(GIVEN REQUEST):
Count the lines below that contain "content". Give only the number.

(SUPPLIED INFORMATION):
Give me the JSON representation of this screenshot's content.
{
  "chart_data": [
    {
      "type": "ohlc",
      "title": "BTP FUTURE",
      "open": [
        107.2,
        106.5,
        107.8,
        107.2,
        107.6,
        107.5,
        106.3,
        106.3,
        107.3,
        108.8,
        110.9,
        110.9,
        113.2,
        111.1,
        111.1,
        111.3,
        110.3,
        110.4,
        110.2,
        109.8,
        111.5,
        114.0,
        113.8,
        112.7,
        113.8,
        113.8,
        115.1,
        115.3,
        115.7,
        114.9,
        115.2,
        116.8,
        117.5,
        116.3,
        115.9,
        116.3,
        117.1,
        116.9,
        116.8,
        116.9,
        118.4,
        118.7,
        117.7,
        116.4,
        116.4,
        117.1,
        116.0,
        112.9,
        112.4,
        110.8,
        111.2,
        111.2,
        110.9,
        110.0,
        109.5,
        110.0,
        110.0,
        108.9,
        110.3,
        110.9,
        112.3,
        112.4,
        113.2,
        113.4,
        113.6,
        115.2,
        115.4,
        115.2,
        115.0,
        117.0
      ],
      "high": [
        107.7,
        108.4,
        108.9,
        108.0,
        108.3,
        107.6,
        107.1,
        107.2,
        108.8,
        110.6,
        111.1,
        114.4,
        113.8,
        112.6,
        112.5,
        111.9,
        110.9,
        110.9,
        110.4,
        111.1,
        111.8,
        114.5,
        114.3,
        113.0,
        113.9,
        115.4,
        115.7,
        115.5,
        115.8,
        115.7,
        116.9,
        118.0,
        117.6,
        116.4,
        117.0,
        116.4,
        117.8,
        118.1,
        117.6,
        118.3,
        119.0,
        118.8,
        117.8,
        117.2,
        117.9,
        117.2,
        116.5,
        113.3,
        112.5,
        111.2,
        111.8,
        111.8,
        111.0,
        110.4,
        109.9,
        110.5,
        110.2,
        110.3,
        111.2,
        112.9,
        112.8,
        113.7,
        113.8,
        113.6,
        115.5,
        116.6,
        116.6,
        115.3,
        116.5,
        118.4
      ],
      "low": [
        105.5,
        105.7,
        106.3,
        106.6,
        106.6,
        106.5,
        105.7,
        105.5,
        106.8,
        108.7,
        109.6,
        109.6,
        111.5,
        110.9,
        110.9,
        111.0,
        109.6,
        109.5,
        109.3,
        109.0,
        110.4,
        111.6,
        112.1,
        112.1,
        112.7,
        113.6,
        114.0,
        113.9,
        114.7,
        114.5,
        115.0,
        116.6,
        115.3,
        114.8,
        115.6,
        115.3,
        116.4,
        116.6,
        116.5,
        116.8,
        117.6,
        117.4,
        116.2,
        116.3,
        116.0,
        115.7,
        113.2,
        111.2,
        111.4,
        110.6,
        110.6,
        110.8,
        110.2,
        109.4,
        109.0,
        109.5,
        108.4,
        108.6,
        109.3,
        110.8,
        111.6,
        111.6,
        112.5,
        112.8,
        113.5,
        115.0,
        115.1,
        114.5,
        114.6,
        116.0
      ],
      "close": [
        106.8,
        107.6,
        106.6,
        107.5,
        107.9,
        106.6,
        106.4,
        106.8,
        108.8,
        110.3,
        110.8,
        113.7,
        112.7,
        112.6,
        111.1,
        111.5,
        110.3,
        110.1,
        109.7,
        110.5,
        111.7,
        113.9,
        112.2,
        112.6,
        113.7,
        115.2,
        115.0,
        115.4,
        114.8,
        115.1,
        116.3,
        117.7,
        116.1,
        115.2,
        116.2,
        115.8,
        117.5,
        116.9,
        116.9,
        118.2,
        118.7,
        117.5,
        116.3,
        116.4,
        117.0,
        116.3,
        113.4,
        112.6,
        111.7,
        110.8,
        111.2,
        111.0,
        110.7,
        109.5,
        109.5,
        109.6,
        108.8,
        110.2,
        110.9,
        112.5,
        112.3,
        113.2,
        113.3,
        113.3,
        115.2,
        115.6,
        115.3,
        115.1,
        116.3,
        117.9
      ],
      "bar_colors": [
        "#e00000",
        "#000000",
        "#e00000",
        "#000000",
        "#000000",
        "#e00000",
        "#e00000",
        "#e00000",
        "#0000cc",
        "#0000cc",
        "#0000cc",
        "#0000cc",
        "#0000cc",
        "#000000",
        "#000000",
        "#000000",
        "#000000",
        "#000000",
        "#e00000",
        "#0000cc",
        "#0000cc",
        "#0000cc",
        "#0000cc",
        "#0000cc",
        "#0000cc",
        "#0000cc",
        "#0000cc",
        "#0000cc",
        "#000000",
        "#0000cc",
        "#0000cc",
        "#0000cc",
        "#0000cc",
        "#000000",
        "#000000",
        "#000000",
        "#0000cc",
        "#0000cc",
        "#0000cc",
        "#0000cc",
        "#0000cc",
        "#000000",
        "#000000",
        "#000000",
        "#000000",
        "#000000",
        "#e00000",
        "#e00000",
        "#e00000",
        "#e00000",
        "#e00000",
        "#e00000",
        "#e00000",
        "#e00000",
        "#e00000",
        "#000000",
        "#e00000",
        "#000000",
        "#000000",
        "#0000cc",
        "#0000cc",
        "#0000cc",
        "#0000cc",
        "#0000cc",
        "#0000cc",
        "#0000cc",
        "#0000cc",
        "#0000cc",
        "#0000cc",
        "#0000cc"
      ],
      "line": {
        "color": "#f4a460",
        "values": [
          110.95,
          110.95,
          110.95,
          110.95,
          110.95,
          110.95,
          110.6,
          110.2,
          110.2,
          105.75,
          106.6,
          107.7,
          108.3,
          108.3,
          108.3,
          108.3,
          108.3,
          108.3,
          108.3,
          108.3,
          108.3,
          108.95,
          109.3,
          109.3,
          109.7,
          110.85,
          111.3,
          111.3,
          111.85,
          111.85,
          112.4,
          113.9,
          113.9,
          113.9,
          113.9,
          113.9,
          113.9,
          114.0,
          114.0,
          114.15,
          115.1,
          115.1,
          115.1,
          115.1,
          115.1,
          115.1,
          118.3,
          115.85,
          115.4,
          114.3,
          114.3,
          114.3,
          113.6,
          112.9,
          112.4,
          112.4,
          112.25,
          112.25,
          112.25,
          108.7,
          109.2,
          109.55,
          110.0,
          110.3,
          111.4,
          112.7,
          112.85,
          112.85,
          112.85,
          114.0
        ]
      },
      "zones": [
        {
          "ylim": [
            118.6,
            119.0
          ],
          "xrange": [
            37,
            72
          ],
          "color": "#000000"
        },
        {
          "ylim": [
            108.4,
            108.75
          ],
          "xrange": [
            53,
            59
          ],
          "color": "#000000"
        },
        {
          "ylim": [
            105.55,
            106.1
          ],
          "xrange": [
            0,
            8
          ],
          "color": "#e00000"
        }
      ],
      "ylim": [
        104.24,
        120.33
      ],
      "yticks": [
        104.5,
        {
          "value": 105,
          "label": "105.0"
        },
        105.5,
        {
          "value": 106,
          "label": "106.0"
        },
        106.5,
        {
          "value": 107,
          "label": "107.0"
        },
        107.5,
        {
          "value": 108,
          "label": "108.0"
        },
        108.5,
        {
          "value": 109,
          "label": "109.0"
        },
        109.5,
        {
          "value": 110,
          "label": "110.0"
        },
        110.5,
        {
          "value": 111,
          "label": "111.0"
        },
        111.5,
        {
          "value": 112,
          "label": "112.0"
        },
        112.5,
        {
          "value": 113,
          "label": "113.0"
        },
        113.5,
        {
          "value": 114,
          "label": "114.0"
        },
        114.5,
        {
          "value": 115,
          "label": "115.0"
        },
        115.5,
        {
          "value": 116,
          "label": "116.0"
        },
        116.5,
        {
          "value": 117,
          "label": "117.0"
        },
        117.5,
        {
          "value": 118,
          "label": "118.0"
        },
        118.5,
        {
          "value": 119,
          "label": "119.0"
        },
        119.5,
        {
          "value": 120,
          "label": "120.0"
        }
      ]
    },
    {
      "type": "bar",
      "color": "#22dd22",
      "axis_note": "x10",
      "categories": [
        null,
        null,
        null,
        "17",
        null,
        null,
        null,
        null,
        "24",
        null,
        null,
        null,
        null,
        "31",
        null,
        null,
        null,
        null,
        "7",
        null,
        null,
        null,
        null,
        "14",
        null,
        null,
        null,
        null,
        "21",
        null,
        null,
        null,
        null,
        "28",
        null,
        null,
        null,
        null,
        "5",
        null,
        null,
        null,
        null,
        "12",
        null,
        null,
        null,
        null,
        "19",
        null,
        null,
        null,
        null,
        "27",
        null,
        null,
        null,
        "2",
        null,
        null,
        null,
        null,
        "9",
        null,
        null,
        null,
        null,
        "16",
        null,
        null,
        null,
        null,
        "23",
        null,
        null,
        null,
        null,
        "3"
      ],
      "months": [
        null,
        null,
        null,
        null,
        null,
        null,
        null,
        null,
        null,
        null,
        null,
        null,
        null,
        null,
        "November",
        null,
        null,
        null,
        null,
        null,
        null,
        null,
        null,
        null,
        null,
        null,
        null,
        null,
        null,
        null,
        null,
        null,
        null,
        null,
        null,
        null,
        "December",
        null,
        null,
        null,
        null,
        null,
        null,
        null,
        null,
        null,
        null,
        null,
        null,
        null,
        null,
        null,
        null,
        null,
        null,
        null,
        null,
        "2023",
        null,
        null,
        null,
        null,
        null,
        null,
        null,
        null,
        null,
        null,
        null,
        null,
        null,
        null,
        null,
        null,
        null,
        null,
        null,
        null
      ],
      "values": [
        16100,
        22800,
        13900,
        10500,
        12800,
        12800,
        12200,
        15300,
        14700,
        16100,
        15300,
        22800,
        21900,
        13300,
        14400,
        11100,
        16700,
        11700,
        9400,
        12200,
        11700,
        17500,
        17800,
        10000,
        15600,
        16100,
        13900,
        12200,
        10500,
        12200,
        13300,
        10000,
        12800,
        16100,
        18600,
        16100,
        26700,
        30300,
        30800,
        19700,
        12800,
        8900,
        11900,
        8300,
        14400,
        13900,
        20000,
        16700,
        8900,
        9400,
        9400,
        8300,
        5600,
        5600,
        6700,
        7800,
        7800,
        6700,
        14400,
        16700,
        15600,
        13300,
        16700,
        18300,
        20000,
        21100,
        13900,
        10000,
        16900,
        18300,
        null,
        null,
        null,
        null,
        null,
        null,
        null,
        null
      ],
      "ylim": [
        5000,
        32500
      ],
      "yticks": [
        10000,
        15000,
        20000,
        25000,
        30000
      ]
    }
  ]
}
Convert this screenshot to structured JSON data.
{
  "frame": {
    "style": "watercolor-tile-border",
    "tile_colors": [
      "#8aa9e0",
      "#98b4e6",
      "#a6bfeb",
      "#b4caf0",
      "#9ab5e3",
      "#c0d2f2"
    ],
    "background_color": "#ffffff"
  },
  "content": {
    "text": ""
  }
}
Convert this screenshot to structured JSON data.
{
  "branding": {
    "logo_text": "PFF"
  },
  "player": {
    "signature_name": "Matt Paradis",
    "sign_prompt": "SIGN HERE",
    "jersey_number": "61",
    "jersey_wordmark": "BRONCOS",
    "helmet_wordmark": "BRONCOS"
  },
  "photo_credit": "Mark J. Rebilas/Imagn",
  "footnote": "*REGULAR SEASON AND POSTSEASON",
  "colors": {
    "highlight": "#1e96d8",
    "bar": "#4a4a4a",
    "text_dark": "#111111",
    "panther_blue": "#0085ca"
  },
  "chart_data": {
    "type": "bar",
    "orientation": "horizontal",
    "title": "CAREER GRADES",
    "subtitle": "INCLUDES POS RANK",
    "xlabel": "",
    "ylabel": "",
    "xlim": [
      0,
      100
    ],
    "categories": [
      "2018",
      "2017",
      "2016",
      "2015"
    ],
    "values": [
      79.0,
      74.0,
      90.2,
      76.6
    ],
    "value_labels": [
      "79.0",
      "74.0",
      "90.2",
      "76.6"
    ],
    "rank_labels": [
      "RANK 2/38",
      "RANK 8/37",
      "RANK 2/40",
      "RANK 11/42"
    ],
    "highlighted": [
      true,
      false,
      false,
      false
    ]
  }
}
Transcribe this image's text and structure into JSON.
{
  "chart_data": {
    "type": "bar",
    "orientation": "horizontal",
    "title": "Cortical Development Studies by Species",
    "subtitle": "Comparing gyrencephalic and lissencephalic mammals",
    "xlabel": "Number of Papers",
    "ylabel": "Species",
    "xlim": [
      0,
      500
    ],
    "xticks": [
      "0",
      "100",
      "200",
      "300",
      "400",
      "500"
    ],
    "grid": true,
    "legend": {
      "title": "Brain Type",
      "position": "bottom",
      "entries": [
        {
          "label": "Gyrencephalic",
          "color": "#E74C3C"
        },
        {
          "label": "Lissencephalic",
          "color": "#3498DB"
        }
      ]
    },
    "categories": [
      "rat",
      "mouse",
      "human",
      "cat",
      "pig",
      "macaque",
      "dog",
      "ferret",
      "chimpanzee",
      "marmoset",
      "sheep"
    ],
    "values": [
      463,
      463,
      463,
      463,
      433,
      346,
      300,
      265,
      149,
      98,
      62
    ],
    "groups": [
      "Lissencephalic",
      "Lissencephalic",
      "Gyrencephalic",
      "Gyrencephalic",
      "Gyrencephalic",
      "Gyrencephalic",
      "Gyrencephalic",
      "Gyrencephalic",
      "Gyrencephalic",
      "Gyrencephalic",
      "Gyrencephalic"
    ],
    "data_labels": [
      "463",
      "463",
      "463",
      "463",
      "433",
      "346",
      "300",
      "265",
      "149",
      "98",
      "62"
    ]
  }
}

(REPLY):
2